Goal: Extract the full set of records that follows, word for word.

Figure dataset records:
►
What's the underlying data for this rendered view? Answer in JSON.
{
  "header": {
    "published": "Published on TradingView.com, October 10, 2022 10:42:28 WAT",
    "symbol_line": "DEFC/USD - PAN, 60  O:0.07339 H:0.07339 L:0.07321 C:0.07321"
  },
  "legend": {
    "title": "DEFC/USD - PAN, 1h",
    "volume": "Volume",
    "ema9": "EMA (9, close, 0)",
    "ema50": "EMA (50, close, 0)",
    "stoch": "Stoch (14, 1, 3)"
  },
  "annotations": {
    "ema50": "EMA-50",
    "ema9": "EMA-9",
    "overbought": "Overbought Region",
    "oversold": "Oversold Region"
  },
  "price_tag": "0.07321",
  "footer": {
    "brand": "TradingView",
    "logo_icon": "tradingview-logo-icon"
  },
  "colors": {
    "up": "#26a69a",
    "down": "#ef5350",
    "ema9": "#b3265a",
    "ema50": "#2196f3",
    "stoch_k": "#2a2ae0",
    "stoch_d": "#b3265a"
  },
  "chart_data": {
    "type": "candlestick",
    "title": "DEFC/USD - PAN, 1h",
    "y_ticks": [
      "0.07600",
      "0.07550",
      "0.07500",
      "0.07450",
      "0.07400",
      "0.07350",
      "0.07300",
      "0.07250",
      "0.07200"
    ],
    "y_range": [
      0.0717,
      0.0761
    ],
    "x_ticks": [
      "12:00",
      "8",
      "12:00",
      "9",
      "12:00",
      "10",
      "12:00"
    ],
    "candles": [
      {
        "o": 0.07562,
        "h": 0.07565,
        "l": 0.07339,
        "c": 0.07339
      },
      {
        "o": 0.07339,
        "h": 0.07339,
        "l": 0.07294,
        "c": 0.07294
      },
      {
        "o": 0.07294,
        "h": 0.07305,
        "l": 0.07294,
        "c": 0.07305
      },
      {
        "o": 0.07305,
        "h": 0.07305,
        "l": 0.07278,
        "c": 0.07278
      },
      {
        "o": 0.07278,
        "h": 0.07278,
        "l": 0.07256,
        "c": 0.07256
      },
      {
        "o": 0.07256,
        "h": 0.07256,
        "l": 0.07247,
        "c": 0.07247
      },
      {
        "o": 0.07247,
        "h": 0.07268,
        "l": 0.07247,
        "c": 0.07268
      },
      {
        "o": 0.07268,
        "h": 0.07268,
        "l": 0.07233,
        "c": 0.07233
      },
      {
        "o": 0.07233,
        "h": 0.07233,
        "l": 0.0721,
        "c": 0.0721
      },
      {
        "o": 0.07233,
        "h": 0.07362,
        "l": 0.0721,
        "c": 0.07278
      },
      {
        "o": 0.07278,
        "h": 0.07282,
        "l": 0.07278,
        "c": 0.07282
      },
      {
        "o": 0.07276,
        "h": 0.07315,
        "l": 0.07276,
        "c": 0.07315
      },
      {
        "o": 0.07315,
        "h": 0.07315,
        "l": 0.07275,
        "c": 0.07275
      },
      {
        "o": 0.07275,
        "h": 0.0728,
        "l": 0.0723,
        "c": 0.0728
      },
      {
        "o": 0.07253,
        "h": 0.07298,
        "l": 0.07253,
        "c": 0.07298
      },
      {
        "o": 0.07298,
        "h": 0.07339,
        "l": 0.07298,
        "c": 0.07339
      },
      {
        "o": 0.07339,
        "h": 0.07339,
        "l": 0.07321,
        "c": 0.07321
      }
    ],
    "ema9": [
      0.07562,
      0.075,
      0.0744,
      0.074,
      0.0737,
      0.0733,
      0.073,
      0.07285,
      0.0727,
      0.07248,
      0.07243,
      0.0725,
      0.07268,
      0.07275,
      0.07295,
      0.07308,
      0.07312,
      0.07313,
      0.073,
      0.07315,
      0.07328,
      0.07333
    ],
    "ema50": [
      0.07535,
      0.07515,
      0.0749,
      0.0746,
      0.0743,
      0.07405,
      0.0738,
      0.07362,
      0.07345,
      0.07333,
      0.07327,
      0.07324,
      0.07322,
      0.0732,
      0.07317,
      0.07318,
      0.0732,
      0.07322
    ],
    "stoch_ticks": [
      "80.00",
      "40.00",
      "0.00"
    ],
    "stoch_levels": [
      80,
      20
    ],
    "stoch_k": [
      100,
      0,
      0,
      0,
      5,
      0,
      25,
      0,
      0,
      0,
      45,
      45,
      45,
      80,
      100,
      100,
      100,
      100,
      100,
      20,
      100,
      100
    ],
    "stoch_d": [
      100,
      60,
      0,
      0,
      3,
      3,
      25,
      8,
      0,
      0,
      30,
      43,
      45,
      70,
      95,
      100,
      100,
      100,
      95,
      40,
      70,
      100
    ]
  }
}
◄
Written reply:
What's the underlying data for this rendered view? Answer in JSON.
{
  "header": {
    "published": "Published on TradingView.com, October 10, 2022 10:42:28 WAT",
    "symbol_line": "DEFC/USD - PAN, 60  O:0.07339 H:0.07339 L:0.07321 C:0.07321"
  },
  "legend": {
    "title": "DEFC/USD - PAN, 1h",
    "volume": "Volume",
    "ema9": "EMA (9, close, 0)",
    "ema50": "EMA (50, close, 0)",
    "stoch": "Stoch (14, 1, 3)"
  },
  "annotations": {
    "ema50": "EMA-50",
    "ema9": "EMA-9",
    "overbought": "Overbought Region",
    "oversold": "Oversold Region"
  },
  "price_tag": "0.07321",
  "footer": {
    "brand": "TradingView",
    "logo_icon": "tradingview-logo-icon"
  },
  "colors": {
    "up": "#26a69a",
    "down": "#ef5350",
    "ema9": "#b3265a",
    "ema50": "#2196f3",
    "stoch_k": "#2a2ae0",
    "stoch_d": "#b3265a"
  },
  "chart_data": {
    "type": "candlestick",
    "title": "DEFC/USD - PAN, 1h",
    "y_ticks": [
      "0.07600",
      "0.07550",
      "0.07500",
      "0.07450",
      "0.07400",
      "0.07350",
      "0.07300",
      "0.07250",
      "0.07200"
    ],
    "y_range": [
      0.0717,
      0.0761
    ],
    "x_ticks": [
      "12:00",
      "8",
      "12:00",
      "9",
      "12:00",
      "10",
      "12:00"
    ],
    "candles": [
      {
        "o": 0.07562,
        "h": 0.07565,
        "l": 0.07339,
        "c": 0.07339
      },
      {
        "o": 0.07339,
        "h": 0.07339,
        "l": 0.07294,
        "c": 0.07294
      },
      {
        "o": 0.07294,
        "h": 0.07305,
        "l": 0.07294,
        "c": 0.07305
      },
      {
        "o": 0.07305,
        "h": 0.07305,
        "l": 0.07278,
        "c": 0.07278
      },
      {
        "o": 0.07278,
        "h": 0.07278,
        "l": 0.07256,
        "c": 0.07256
      },
      {
        "o": 0.07256,
        "h": 0.07256,
        "l": 0.07247,
        "c": 0.07247
      },
      {
        "o": 0.07247,
        "h": 0.07268,
        "l": 0.07247,
        "c": 0.07268
      },
      {
        "o": 0.07268,
        "h": 0.07268,
        "l": 0.07233,
        "c": 0.07233
      },
      {
        "o": 0.07233,
        "h": 0.07233,
        "l": 0.0721,
        "c": 0.0721
      },
      {
        "o": 0.07233,
        "h": 0.07362,
        "l": 0.0721,
        "c": 0.07278
      },
      {
        "o": 0.07278,
        "h": 0.07282,
        "l": 0.07278,
        "c": 0.07282
      },
      {
        "o": 0.07276,
        "h": 0.07315,
        "l": 0.07276,
        "c": 0.07315
      },
      {
        "o": 0.07315,
        "h": 0.07315,
        "l": 0.07275,
        "c": 0.07275
      },
      {
        "o": 0.07275,
        "h": 0.0728,
        "l": 0.0723,
        "c": 0.0728
      },
      {
        "o": 0.07253,
        "h": 0.07298,
        "l": 0.07253,
        "c": 0.07298
      },
      {
        "o": 0.07298,
        "h": 0.07339,
        "l": 0.07298,
        "c": 0.07339
      },
      {
        "o": 0.07339,
        "h": 0.07339,
        "l": 0.07321,
        "c": 0.07321
      }
    ],
    "ema9": [
      0.07562,
      0.075,
      0.0744,
      0.074,
      0.0737,
      0.0733,
      0.073,
      0.07285,
      0.0727,
      0.07248,
      0.07243,
      0.0725,
      0.07268,
      0.07275,
      0.07295,
      0.07308,
      0.07312,
      0.07313,
      0.073,
      0.07315,
      0.07328,
      0.07333
    ],
    "ema50": [
      0.07535,
      0.07515,
      0.0749,
      0.0746,
      0.0743,
      0.07405,
      0.0738,
      0.07362,
      0.07345,
      0.07333,
      0.07327,
      0.07324,
      0.07322,
      0.0732,
      0.07317,
      0.07318,
      0.0732,
      0.07322
    ],
    "stoch_ticks": [
      "80.00",
      "40.00",
      "0.00"
    ],
    "stoch_levels": [
      80,
      20
    ],
    "stoch_k": [
      100,
      0,
      0,
      0,
      5,
      0,
      25,
      0,
      0,
      0,
      45,
      45,
      45,
      80,
      100,
      100,
      100,
      100,
      100,
      20,
      100,
      100
    ],
    "stoch_d": [
      100,
      60,
      0,
      0,
      3,
      3,
      25,
      8,
      0,
      0,
      30,
      43,
      45,
      70,
      95,
      100,
      100,
      100,
      95,
      40,
      70,
      100
    ]
  }
}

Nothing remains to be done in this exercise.